--- Begin ---

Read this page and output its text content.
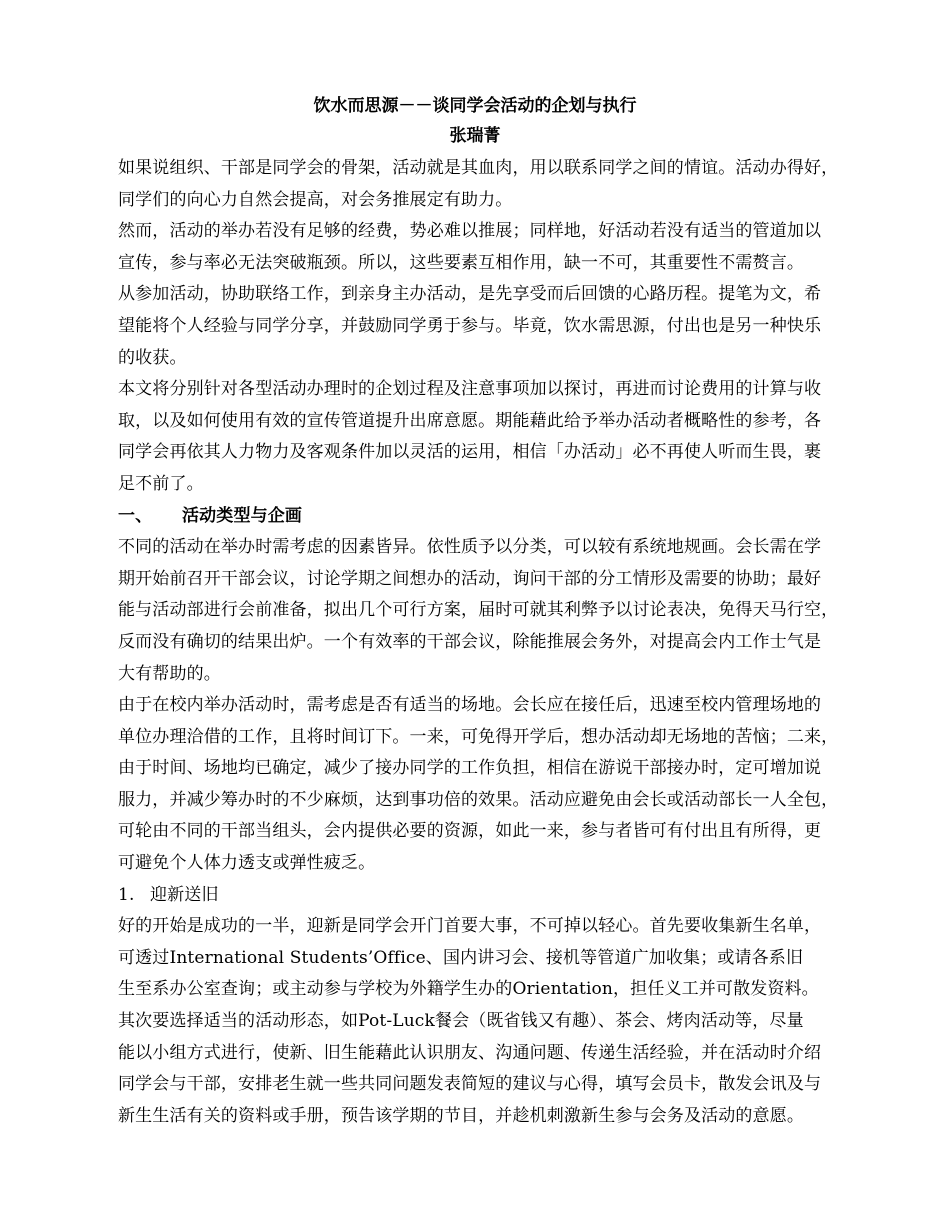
饮水而思源－－谈同学会活动的企划与执行
张瑞菁

如果说组织、干部是同学会的骨架，活动就是其血肉，用以联系同学之间的情谊。活动办得好，

同学们的向心力自然会提高，对会务推展定有助力。

然而，活动的举办若没有足够的经费，势必难以推展；同样地，好活动若没有适当的管道加以

宣传，参与率必无法突破瓶颈。所以，这些要素互相作用，缺一不可，其重要性不需赘言。

从参加活动，协助联络工作，到亲身主办活动，是先享受而后回馈的心路历程。提笔为文，希

望能将个人经验与同学分享，并鼓励同学勇于参与。毕竟，饮水需思源，付出也是另一种快乐

的收获。

本文将分别针对各型活动办理时的企划过程及注意事项加以探讨，再进而讨论费用的计算与收

取，以及如何使用有效的宣传管道提升出席意愿。期能藉此给予举办活动者概略性的参考，各

同学会再依其人力物力及客观条件加以灵活的运用，相信「办活动」必不再使人听而生畏，裹

足不前了。

一、 活动类型与企画

不同的活动在举办时需考虑的因素皆异。依性质予以分类，可以较有系统地规画。会长需在学

期开始前召开干部会议，讨论学期之间想办的活动，询问干部的分工情形及需要的协助；最好

能与活动部进行会前准备，拟出几个可行方案，届时可就其利弊予以讨论表决，免得天马行空，

反而没有确切的结果出炉。一个有效率的干部会议，除能推展会务外，对提高会内工作士气是

大有帮助的。

由于在校内举办活动时，需考虑是否有适当的场地。会长应在接任后，迅速至校内管理场地的

单位办理洽借的工作，且将时间订下。一来，可免得开学后，想办活动却无场地的苦恼；二来，

由于时间、场地均已确定，减少了接办同学的工作负担，相信在游说干部接办时，定可增加说

服力，并减少筹办时的不少麻烦，达到事功倍的效果。活动应避免由会长或活动部长一人全包，

可轮由不同的干部当组头，会内提供必要的资源，如此一来，参与者皆可有付出且有所得，更

可避免个人体力透支或弹性疲乏。

1. 迎新送旧

好的开始是成功的一半，迎新是同学会开门首要大事，不可掉以轻心。首先要收集新生名单，

可透过International Students’Office、国内讲习会、接机等管道广加收集；或请各系旧

生至系办公室查询；或主动参与学校为外籍学生办的Orientation，担任义工并可散发资料。

其次要选择适当的活动形态，如Pot-Luck餐会（既省钱又有趣）、茶会、烤肉活动等，尽量

能以小组方式进行，使新、旧生能藉此认识朋友、沟通问题、传递生活经验，并在活动时介绍

同学会与干部，安排老生就一些共同问题发表简短的建议与心得，填写会员卡，散发会讯及与

新生生活有关的资料或手册，预告该学期的节目，并趁机刺激新生参与会务及活动的意愿。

--- End ---

### What is being asked
Will you restate every entry word for word and omit the images?

### Final answer
Read this page and output its text content.
饮水而思源－－谈同学会活动的企划与执行
张瑞菁

如果说组织、干部是同学会的骨架，活动就是其血肉，用以联系同学之间的情谊。活动办得好，

同学们的向心力自然会提高，对会务推展定有助力。

然而，活动的举办若没有足够的经费，势必难以推展；同样地，好活动若没有适当的管道加以

宣传，参与率必无法突破瓶颈。所以，这些要素互相作用，缺一不可，其重要性不需赘言。

从参加活动，协助联络工作，到亲身主办活动，是先享受而后回馈的心路历程。提笔为文，希

望能将个人经验与同学分享，并鼓励同学勇于参与。毕竟，饮水需思源，付出也是另一种快乐

的收获。

本文将分别针对各型活动办理时的企划过程及注意事项加以探讨，再进而讨论费用的计算与收

取，以及如何使用有效的宣传管道提升出席意愿。期能藉此给予举办活动者概略性的参考，各

同学会再依其人力物力及客观条件加以灵活的运用，相信「办活动」必不再使人听而生畏，裹

足不前了。

一、 活动类型与企画

不同的活动在举办时需考虑的因素皆异。依性质予以分类，可以较有系统地规画。会长需在学

期开始前召开干部会议，讨论学期之间想办的活动，询问干部的分工情形及需要的协助；最好

能与活动部进行会前准备，拟出几个可行方案，届时可就其利弊予以讨论表决，免得天马行空，

反而没有确切的结果出炉。一个有效率的干部会议，除能推展会务外，对提高会内工作士气是

大有帮助的。

由于在校内举办活动时，需考虑是否有适当的场地。会长应在接任后，迅速至校内管理场地的

单位办理洽借的工作，且将时间订下。一来，可免得开学后，想办活动却无场地的苦恼；二来，

由于时间、场地均已确定，减少了接办同学的工作负担，相信在游说干部接办时，定可增加说

服力，并减少筹办时的不少麻烦，达到事功倍的效果。活动应避免由会长或活动部长一人全包，

可轮由不同的干部当组头，会内提供必要的资源，如此一来，参与者皆可有付出且有所得，更

可避免个人体力透支或弹性疲乏。

1. 迎新送旧

好的开始是成功的一半，迎新是同学会开门首要大事，不可掉以轻心。首先要收集新生名单，

可透过International Students’Office、国内讲习会、接机等管道广加收集；或请各系旧

生至系办公室查询；或主动参与学校为外籍学生办的Orientation，担任义工并可散发资料。

其次要选择适当的活动形态，如Pot-Luck餐会（既省钱又有趣）、茶会、烤肉活动等，尽量

能以小组方式进行，使新、旧生能藉此认识朋友、沟通问题、传递生活经验，并在活动时介绍

同学会与干部，安排老生就一些共同问题发表简短的建议与心得，填写会员卡，散发会讯及与

新生生活有关的资料或手册，预告该学期的节目，并趁机刺激新生参与会务及活动的意愿。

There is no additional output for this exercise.